**Brief:** In the following material, identify every line holding the string "Kieferorthopädie" and return it.

[Exercise input start]

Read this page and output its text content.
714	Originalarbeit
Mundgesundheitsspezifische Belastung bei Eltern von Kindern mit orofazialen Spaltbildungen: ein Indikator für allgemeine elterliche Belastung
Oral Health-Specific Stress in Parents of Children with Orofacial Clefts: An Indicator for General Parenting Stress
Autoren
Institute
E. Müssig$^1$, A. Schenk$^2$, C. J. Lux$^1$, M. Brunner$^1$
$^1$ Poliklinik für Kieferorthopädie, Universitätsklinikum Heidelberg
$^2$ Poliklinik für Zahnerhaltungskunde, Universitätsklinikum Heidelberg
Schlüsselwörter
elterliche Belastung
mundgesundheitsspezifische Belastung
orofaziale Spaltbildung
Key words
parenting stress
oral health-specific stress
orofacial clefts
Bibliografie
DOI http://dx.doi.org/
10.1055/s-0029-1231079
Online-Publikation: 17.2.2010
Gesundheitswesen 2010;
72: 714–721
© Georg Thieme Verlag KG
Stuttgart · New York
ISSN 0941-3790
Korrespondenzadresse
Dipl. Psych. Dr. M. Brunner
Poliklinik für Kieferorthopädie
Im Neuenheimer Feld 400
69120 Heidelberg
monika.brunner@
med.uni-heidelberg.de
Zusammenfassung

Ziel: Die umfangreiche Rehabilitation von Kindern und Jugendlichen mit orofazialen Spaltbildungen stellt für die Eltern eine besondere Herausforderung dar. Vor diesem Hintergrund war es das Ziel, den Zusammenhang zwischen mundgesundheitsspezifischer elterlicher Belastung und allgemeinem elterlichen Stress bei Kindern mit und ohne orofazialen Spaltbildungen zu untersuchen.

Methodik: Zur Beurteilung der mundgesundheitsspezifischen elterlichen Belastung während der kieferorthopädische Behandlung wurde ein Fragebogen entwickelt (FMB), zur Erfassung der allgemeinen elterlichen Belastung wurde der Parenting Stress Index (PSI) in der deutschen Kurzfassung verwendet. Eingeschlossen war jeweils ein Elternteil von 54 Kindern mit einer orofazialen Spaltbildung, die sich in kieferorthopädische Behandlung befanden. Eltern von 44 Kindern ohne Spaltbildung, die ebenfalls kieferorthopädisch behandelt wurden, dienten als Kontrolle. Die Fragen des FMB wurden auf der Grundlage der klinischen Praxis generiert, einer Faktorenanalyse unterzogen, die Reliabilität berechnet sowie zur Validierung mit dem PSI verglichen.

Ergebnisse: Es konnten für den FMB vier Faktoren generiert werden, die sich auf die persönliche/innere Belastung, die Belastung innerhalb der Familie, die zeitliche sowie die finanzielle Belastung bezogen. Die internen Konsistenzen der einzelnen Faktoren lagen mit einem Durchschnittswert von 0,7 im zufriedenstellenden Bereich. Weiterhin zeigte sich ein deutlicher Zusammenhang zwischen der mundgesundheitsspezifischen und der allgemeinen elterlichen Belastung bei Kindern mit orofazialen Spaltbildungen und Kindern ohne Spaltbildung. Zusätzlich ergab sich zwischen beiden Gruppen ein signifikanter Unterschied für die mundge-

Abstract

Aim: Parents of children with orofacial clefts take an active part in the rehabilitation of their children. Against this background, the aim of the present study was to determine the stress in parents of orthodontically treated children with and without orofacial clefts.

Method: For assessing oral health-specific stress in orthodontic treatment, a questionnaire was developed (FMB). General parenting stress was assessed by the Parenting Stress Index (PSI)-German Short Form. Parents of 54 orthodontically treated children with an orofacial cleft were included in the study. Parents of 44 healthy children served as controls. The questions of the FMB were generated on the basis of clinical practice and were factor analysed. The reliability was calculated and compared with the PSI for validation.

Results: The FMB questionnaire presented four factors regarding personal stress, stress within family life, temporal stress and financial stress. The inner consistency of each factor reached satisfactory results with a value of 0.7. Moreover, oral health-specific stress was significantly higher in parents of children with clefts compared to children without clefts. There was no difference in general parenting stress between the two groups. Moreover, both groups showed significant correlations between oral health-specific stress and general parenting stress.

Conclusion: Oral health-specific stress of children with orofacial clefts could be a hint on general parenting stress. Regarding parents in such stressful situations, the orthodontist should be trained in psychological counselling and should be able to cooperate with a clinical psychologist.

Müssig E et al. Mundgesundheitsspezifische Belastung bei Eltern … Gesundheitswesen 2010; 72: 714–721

[Exercise input end]

**Exercise answer:**
$^1$ Poliklinik für Kieferorthopädie, Universitätsklinikum Heidelberg
Poliklinik für Kieferorthopädie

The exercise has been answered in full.